# READING PASSAGE
[START]

The bass with the dampers was a little more pronounced than I thought it would be, even when I looked at DUNU’s supplied frequency chart and viewing it as an idealized result. It’s north of neutral, but south of what I’d call “bassy.” For example, the nice rumble that I expect in the JLE Dub Mix of Puscifer's Indigo Children is not as pronounced as I wish it was. However, I did find something I like in the lower regions. I found that the Tai-Chi rendered string bass much, much better than the T-Peos H100. The timbre was just so much more right than the H100. The Tai-Chi has a certain sense of air that allows for the small details to sing. The little twangs of the strings are fantastically rich for an IEM in this price range.
With the bass dampers off however, things start to fall apart just a tiny bit. I finally got that rumble I was craving for electronic music (It's starting to approach Monster Turbine Pro Gold levels) but it also starts to muddle up a bit. The timbre that I so loved with the bass dampers on just wasn't there after the dampers were removed. It's an excellent lesson in physics.

[END]

# TASKS AND EXERCISES
1) In the earphone review, which earphone does the Tai-Chi render string bass much better than?
2) Please extend the earphone review, picking up after its last sentence.
The items after the earphone review aren't needed.

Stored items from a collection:

[START]

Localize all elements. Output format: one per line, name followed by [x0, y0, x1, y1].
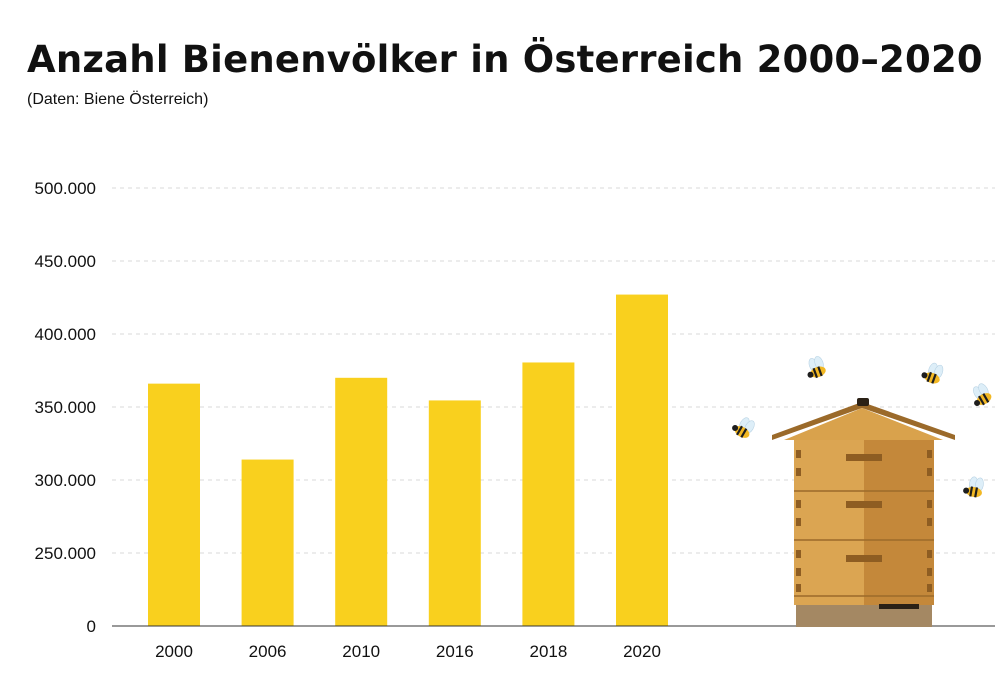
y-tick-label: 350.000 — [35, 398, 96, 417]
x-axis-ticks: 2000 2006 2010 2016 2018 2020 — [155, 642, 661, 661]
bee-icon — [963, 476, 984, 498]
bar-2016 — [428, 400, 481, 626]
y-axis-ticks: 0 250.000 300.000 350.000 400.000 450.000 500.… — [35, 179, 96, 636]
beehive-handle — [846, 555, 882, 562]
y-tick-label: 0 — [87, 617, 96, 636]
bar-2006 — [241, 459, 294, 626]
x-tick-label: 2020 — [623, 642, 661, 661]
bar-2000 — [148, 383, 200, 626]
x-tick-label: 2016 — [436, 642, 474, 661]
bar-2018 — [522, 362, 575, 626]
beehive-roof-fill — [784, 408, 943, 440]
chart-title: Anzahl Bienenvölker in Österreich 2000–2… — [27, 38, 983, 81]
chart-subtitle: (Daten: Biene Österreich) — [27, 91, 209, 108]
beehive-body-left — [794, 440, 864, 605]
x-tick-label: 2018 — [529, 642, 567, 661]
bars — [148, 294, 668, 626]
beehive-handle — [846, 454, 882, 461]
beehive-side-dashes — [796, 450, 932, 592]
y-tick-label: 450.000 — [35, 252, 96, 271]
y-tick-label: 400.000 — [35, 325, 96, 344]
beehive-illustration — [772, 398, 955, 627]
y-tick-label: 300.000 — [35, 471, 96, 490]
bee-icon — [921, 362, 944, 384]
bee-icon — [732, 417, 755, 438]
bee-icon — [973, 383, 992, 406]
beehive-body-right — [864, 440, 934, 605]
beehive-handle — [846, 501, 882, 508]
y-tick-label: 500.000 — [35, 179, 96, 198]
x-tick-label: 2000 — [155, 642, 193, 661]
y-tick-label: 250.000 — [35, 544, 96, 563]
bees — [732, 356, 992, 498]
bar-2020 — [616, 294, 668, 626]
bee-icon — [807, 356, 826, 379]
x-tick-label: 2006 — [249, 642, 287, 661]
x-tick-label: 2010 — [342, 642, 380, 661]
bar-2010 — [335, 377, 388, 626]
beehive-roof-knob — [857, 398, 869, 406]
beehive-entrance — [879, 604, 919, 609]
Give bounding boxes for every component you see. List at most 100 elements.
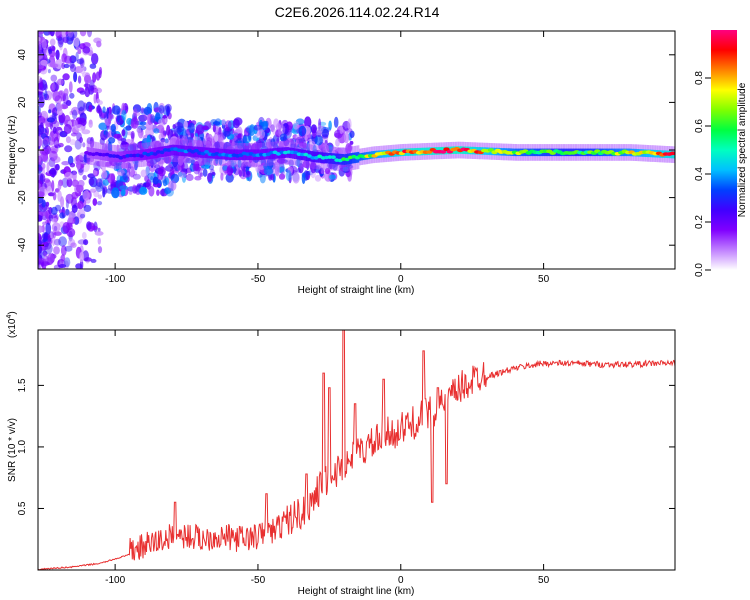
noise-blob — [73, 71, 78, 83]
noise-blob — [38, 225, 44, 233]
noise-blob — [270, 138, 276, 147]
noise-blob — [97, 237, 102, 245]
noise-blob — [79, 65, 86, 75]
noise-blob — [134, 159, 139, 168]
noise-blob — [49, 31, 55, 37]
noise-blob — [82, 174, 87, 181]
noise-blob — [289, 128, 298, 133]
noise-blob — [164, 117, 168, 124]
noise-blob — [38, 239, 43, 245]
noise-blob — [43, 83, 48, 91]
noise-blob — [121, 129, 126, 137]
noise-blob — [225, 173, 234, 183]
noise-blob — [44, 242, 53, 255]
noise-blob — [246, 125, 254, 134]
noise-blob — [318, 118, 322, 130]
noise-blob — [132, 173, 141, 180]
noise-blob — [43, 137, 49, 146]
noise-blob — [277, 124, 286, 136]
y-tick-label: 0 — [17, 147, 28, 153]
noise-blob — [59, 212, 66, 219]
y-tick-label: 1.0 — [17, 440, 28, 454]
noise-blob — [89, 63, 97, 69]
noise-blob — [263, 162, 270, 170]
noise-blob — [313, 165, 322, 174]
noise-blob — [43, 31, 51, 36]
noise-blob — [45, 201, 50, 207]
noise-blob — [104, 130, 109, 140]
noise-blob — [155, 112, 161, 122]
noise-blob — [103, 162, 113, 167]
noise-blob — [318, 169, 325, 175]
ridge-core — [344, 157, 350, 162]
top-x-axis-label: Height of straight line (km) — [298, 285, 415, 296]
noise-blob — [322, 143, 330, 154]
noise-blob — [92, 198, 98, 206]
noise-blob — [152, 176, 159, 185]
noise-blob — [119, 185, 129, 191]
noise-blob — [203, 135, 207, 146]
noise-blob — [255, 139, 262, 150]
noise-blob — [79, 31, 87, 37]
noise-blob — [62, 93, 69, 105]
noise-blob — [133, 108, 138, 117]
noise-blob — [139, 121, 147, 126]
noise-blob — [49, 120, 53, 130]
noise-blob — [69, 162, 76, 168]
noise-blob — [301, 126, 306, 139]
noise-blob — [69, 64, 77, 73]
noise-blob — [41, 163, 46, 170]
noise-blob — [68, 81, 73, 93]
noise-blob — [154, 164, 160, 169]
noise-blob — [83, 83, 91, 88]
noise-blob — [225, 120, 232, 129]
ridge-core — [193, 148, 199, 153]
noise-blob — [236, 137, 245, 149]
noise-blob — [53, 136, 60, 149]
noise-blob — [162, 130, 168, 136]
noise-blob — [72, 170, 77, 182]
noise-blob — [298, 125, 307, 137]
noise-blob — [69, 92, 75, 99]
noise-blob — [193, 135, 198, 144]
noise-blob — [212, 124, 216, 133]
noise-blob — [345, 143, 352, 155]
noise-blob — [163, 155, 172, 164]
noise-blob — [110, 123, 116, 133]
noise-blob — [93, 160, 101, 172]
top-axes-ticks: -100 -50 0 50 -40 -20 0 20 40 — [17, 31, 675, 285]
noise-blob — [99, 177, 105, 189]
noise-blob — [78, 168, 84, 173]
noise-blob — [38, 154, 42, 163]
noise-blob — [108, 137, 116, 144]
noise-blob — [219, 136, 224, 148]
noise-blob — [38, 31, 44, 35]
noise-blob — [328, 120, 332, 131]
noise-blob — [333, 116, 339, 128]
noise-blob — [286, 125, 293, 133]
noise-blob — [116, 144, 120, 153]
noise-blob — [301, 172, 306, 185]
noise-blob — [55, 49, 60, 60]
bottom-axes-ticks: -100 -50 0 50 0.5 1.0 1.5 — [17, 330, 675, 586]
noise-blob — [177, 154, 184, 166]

[END]

# ANSWERS TO THE PROBLEMS
1) The T-Peos H100.

2)
The midrange with the dampers on was not my favorite. But for reference, my main headphones are the Beyerdynamic DT48, which is a headphone that is basically only midrange, so the bar is set pretty high. Despite this, the midrange wasn't the worst (again, better than the T-Peos H100), and was actually rather soothing. It's clear that DUNU was aiming to make a pleasurable IEM when one hears what was done to the midrange. I find vocals to be somewhat subdued, bordering on veiled, which at times got annoying (For example, an artist like Allen Stone, who basically requires a rather bright headphone, sounded muted and didn't have the impact I was hoping) but that's a trade off that must be taken. However, jazz wasn't that great with the Tai-Chi as a result of the muted mids. Trumpets almost sounded like they had mutes on; saxophones suffered the same fate. But the timbre that I so enjoyed in the bass extended itself to other instruments. It wasn't perfect, but much better than both the H100 and Sennheiser CX985. I'm liking these.
Without the dampers, the midrange, like the bass, suffered. The newly boated bass started intrude into my mids, which is one of my pet peeves of any sort of headphone. It was one of my main complaints about the Audio Technica M50, it's the reason I bashed the T-Peos H100 so much, and why I'm so uptight in general. It's getting increasingly hard for me to recommend that the dampers not be used because with the dampers on, the sound changes from “ack” to “yum.”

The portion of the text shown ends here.